**Task instructions:**
Write each line out exactly, leaving none out.

-- START Data for processing --

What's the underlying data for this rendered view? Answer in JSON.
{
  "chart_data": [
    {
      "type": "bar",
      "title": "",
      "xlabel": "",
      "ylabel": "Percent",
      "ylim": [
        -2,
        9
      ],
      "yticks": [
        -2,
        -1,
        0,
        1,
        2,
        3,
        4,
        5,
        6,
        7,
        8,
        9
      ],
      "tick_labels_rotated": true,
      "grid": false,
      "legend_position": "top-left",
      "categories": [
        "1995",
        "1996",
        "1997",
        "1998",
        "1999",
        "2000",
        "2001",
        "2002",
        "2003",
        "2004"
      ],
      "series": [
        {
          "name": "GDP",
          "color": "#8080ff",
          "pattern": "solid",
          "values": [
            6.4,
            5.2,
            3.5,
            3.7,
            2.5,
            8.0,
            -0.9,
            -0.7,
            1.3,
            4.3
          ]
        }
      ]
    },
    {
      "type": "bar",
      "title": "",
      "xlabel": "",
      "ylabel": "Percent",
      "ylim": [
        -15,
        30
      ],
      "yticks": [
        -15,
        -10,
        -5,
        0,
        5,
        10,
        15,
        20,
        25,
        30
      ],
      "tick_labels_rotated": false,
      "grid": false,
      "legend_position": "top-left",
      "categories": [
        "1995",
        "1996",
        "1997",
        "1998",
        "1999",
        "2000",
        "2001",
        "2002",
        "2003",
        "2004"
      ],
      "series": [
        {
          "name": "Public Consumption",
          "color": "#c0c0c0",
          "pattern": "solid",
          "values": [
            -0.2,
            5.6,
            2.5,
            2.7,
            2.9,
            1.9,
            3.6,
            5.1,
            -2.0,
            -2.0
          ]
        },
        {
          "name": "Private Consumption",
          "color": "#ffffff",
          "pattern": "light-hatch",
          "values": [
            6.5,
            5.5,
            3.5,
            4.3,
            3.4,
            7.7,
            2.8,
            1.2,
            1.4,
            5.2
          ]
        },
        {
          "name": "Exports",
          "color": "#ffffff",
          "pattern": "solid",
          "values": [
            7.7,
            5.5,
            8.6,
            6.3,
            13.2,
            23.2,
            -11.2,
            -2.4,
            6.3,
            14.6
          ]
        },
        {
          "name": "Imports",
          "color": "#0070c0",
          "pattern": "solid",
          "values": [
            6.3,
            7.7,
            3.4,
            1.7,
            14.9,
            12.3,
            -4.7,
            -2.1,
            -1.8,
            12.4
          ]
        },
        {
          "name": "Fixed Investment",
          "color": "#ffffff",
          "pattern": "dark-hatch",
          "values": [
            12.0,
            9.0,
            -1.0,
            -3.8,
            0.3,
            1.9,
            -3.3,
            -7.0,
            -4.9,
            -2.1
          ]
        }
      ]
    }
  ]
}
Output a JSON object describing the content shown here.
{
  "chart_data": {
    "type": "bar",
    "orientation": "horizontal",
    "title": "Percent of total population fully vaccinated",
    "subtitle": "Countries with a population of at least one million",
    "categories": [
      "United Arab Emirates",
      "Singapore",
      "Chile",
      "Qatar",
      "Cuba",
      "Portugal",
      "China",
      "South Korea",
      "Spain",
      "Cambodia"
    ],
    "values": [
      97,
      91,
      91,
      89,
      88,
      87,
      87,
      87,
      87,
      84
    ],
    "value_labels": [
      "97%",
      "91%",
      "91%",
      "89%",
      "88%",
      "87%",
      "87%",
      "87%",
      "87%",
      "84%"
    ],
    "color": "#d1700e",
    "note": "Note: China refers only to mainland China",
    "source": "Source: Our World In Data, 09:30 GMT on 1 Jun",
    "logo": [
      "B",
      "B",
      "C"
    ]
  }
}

-- END Data for processing --

**Result of this task:**
What's the underlying data for this rendered view? Answer in JSON.
{
  "chart_data": [
    {
      "type": "bar",
      "title": "",
      "xlabel": "",
      "ylabel": "Percent",
      "ylim": [
        -2,
        9
      ],
      "yticks": [
        -2,
        -1,
        0,
        1,
        2,
        3,
        4,
        5,
        6,
        7,
        8,
        9
      ],
      "tick_labels_rotated": true,
      "grid": false,
      "legend_position": "top-left",
      "categories": [
        "1995",
        "1996",
        "1997",
        "1998",
        "1999",
        "2000",
        "2001",
        "2002",
        "2003",
        "2004"
      ],
      "series": [
        {
          "name": "GDP",
          "color": "#8080ff",
          "pattern": "solid",
          "values": [
            6.4,
            5.2,
            3.5,
            3.7,
            2.5,
            8.0,
            -0.9,
            -0.7,
            1.3,
            4.3
          ]
        }
      ]
    },
    {
      "type": "bar",
      "title": "",
      "xlabel": "",
      "ylabel": "Percent",
      "ylim": [
        -15,
        30
      ],
      "yticks": [
        -15,
        -10,
        -5,
        0,
        5,
        10,
        15,
        20,
        25,
        30
      ],
      "tick_labels_rotated": false,
      "grid": false,
      "legend_position": "top-left",
      "categories": [
        "1995",
        "1996",
        "1997",
        "1998",
        "1999",
        "2000",
        "2001",
        "2002",
        "2003",
        "2004"
      ],
      "series": [
        {
          "name": "Public Consumption",
          "color": "#c0c0c0",
          "pattern": "solid",
          "values": [
            -0.2,
            5.6,
            2.5,
            2.7,
            2.9,
            1.9,
            3.6,
            5.1,
            -2.0,
            -2.0
          ]
        },
        {
          "name": "Private Consumption",
          "color": "#ffffff",
          "pattern": "light-hatch",
          "values": [
            6.5,
            5.5,
            3.5,
            4.3,
            3.4,
            7.7,
            2.8,
            1.2,
            1.4,
            5.2
          ]
        },
        {
          "name": "Exports",
          "color": "#ffffff",
          "pattern": "solid",
          "values": [
            7.7,
            5.5,
            8.6,
            6.3,
            13.2,
            23.2,
            -11.2,
            -2.4,
            6.3,
            14.6
          ]
        },
        {
          "name": "Imports",
          "color": "#0070c0",
          "pattern": "solid",
          "values": [
            6.3,
            7.7,
            3.4,
            1.7,
            14.9,
            12.3,
            -4.7,
            -2.1,
            -1.8,
            12.4
          ]
        },
        {
          "name": "Fixed Investment",
          "color": "#ffffff",
          "pattern": "dark-hatch",
          "values": [
            12.0,
            9.0,
            -1.0,
            -3.8,
            0.3,
            1.9,
            -3.3,
            -7.0,
            -4.9,
            -2.1
          ]
        }
      ]
    }
  ]
}
Output a JSON object describing the content shown here.
{
  "chart_data": {
    "type": "bar",
    "orientation": "horizontal",
    "title": "Percent of total population fully vaccinated",
    "subtitle": "Countries with a population of at least one million",
    "categories": [
      "United Arab Emirates",
      "Singapore",
      "Chile",
      "Qatar",
      "Cuba",
      "Portugal",
      "China",
      "South Korea",
      "Spain",
      "Cambodia"
    ],
    "values": [
      97,
      91,
      91,
      89,
      88,
      87,
      87,
      87,
      87,
      84
    ],
    "value_labels": [
      "97%",
      "91%",
      "91%",
      "89%",
      "88%",
      "87%",
      "87%",
      "87%",
      "87%",
      "84%"
    ],
    "color": "#d1700e",
    "note": "Note: China refers only to mainland China",
    "source": "Source: Our World In Data, 09:30 GMT on 1 Jun",
    "logo": [
      "B",
      "B",
      "C"
    ]
  }
}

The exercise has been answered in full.